● **Directive**: Take each line containing the word "والله" and copy it.

** start **

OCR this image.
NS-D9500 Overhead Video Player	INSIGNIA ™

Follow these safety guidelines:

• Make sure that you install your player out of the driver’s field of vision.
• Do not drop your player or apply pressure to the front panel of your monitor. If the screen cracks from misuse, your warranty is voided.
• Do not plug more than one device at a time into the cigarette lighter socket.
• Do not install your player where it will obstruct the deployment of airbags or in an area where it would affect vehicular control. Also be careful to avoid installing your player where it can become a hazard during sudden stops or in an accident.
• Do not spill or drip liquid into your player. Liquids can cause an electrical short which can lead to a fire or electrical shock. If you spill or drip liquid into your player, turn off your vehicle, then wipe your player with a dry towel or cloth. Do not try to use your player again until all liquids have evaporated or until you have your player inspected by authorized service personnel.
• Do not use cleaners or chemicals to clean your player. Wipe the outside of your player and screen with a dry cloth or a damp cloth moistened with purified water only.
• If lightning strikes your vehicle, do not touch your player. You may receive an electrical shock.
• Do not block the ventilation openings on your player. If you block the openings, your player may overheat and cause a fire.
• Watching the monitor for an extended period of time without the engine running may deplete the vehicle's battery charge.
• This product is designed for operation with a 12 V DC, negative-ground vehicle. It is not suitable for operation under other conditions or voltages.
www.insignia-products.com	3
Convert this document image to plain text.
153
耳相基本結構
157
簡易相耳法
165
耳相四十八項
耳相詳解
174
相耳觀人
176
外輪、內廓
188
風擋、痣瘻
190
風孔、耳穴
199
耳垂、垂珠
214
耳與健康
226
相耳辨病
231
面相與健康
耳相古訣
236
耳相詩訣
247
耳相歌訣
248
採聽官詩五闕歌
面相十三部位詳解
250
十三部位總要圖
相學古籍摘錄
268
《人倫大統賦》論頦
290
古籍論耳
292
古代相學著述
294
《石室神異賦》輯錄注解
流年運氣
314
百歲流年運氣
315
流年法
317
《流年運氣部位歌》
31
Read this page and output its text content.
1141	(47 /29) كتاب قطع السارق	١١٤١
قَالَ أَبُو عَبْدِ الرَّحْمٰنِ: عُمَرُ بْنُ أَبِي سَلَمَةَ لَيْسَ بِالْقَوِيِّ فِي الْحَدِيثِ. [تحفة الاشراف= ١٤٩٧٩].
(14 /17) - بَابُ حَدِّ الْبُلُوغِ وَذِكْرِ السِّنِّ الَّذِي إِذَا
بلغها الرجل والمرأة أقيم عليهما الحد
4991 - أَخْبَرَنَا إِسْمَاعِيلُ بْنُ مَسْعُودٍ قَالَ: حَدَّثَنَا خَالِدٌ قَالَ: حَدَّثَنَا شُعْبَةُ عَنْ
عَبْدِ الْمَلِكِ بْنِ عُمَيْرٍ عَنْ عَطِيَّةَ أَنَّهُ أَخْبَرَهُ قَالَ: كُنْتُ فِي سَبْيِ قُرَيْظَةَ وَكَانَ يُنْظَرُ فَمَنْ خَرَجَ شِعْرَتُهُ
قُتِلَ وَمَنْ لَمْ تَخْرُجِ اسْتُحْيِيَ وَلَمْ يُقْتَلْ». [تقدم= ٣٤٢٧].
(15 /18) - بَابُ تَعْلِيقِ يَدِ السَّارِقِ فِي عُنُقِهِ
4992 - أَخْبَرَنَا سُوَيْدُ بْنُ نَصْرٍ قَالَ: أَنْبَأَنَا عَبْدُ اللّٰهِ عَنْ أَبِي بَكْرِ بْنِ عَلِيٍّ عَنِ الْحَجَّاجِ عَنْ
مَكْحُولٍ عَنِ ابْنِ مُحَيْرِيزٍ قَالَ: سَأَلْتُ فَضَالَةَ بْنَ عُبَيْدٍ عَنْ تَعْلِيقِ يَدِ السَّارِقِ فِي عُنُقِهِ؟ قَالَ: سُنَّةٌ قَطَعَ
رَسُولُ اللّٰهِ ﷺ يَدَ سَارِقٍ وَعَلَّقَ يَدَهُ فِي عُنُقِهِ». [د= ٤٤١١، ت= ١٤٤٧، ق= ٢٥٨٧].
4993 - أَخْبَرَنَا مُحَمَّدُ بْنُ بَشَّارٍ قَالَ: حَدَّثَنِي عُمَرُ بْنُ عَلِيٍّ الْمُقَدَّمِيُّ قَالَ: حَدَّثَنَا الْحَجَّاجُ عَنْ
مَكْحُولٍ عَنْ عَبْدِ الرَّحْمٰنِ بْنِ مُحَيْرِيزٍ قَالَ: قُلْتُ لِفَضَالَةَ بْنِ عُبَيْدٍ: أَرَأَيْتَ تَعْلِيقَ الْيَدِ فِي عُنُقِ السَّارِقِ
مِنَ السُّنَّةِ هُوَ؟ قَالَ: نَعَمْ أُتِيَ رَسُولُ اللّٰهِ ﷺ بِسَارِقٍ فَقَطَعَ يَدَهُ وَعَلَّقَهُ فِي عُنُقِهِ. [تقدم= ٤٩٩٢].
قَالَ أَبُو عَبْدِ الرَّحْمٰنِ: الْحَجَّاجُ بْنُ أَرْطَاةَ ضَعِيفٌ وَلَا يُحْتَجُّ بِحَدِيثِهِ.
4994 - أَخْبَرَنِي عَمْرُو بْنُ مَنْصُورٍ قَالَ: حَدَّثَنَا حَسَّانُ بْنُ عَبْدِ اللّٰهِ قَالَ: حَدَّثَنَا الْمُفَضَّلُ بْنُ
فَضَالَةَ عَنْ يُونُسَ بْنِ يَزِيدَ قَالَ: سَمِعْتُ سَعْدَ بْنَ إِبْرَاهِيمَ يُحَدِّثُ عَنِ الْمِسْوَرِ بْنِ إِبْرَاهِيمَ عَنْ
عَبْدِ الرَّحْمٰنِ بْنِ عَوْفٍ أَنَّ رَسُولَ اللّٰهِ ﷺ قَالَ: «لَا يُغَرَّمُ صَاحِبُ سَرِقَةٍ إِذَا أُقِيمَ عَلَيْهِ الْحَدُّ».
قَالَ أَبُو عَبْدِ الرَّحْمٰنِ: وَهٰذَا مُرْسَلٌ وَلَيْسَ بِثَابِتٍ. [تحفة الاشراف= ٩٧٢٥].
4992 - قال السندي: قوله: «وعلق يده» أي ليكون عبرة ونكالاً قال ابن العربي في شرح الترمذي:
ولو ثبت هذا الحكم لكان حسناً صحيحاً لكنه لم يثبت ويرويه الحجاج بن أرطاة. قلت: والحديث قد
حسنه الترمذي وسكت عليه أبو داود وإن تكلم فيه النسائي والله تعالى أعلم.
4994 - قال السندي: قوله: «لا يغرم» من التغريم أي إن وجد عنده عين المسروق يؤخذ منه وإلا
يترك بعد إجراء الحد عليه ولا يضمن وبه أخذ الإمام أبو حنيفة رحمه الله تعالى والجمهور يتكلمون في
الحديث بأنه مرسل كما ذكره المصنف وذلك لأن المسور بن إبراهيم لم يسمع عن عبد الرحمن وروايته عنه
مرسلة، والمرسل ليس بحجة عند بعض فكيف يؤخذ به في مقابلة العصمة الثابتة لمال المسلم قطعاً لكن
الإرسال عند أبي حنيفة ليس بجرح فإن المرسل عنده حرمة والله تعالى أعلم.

** end **

● **Solution to this problem**:
حسنه الترمذي وسكت عليه أبو داود وإن تكلم فيه النسائي والله تعالى أعلم.
الإرسال عند أبي حنيفة ليس بجرح فإن المرسل عنده حرمة والله تعالى أعلم.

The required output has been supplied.